## Problem to work on
For every line in the data below that contains "sacro", copy the line.

BEGIN Task inputs

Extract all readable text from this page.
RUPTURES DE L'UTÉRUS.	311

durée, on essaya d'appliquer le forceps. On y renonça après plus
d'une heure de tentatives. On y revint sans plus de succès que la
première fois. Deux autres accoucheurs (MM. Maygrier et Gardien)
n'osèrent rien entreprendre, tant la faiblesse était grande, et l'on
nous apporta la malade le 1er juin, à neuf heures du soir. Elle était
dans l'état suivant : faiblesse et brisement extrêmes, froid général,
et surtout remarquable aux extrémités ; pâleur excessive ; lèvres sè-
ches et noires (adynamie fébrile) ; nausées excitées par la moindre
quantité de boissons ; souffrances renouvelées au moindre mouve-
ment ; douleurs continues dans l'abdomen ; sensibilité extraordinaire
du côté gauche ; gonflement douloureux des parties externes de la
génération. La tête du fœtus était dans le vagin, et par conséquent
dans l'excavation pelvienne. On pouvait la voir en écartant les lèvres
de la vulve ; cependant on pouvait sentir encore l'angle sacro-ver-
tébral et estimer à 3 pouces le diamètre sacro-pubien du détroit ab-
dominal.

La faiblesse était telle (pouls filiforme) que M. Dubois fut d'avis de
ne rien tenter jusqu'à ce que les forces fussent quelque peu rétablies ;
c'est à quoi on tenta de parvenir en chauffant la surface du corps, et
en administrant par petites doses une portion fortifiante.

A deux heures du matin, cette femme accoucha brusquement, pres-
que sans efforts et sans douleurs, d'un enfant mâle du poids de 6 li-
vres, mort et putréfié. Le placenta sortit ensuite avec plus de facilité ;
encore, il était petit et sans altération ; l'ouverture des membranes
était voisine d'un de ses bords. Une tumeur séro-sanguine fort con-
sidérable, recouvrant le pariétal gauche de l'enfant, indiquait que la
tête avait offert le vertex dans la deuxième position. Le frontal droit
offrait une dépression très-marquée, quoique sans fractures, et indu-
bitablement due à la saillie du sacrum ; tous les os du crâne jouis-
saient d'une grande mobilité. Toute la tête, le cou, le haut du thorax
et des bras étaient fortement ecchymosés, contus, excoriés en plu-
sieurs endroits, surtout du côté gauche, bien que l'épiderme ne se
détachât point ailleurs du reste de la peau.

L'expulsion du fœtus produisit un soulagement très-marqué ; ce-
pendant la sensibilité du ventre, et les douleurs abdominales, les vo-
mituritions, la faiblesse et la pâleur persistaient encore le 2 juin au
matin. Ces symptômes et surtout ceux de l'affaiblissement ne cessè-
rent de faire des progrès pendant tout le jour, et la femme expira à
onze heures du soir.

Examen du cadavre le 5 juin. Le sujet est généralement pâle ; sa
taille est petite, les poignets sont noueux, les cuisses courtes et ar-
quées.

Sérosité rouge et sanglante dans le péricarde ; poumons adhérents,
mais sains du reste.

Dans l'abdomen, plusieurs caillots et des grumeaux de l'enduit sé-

END Task inputs

## Result below
de la vulve ; cependant on pouvait sentir encore l'angle sacro-ver-
tébral et estimer à 3 pouces le diamètre sacro-pubien du détroit ab-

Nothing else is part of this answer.